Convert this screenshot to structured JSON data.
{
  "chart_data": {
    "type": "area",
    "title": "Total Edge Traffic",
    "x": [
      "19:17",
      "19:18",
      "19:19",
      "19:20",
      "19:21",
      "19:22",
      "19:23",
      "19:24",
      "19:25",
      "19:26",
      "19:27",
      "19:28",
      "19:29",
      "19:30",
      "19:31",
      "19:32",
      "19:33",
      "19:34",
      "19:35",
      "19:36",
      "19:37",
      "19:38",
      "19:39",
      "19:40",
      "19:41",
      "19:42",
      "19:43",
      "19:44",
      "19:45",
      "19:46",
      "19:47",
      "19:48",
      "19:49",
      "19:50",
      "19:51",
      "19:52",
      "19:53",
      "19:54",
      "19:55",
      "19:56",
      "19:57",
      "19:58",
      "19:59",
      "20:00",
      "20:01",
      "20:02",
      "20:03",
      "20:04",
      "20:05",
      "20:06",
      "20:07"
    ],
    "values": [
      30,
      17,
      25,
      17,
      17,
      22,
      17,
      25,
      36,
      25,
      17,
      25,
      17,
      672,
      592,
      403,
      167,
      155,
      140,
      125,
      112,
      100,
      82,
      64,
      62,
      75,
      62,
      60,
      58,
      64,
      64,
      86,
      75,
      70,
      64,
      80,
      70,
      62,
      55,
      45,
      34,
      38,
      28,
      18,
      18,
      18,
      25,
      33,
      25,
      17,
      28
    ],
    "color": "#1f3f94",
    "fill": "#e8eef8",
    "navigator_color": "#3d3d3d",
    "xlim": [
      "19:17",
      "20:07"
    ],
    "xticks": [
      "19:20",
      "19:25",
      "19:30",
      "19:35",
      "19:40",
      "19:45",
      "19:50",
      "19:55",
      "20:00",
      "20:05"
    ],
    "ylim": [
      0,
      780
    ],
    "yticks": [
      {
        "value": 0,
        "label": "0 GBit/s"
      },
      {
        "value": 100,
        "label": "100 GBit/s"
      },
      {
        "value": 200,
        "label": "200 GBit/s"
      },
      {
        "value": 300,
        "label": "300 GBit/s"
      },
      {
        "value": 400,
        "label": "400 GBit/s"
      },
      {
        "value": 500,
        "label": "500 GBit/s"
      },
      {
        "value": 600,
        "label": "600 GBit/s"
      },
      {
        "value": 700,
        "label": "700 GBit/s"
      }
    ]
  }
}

Task details: Each entry above is to be printed again exactly.

Task solution:
Convert this screenshot to structured JSON data.
{
  "chart_data": {
    "type": "area",
    "title": "Total Edge Traffic",
    "x": [
      "19:17",
      "19:18",
      "19:19",
      "19:20",
      "19:21",
      "19:22",
      "19:23",
      "19:24",
      "19:25",
      "19:26",
      "19:27",
      "19:28",
      "19:29",
      "19:30",
      "19:31",
      "19:32",
      "19:33",
      "19:34",
      "19:35",
      "19:36",
      "19:37",
      "19:38",
      "19:39",
      "19:40",
      "19:41",
      "19:42",
      "19:43",
      "19:44",
      "19:45",
      "19:46",
      "19:47",
      "19:48",
      "19:49",
      "19:50",
      "19:51",
      "19:52",
      "19:53",
      "19:54",
      "19:55",
      "19:56",
      "19:57",
      "19:58",
      "19:59",
      "20:00",
      "20:01",
      "20:02",
      "20:03",
      "20:04",
      "20:05",
      "20:06",
      "20:07"
    ],
    "values": [
      30,
      17,
      25,
      17,
      17,
      22,
      17,
      25,
      36,
      25,
      17,
      25,
      17,
      672,
      592,
      403,
      167,
      155,
      140,
      125,
      112,
      100,
      82,
      64,
      62,
      75,
      62,
      60,
      58,
      64,
      64,
      86,
      75,
      70,
      64,
      80,
      70,
      62,
      55,
      45,
      34,
      38,
      28,
      18,
      18,
      18,
      25,
      33,
      25,
      17,
      28
    ],
    "color": "#1f3f94",
    "fill": "#e8eef8",
    "navigator_color": "#3d3d3d",
    "xlim": [
      "19:17",
      "20:07"
    ],
    "xticks": [
      "19:20",
      "19:25",
      "19:30",
      "19:35",
      "19:40",
      "19:45",
      "19:50",
      "19:55",
      "20:00",
      "20:05"
    ],
    "ylim": [
      0,
      780
    ],
    "yticks": [
      {
        "value": 0,
        "label": "0 GBit/s"
      },
      {
        "value": 100,
        "label": "100 GBit/s"
      },
      {
        "value": 200,
        "label": "200 GBit/s"
      },
      {
        "value": 300,
        "label": "300 GBit/s"
      },
      {
        "value": 400,
        "label": "400 GBit/s"
      },
      {
        "value": 500,
        "label": "500 GBit/s"
      },
      {
        "value": 600,
        "label": "600 GBit/s"
      },
      {
        "value": 700,
        "label": "700 GBit/s"
      }
    ]
  }
}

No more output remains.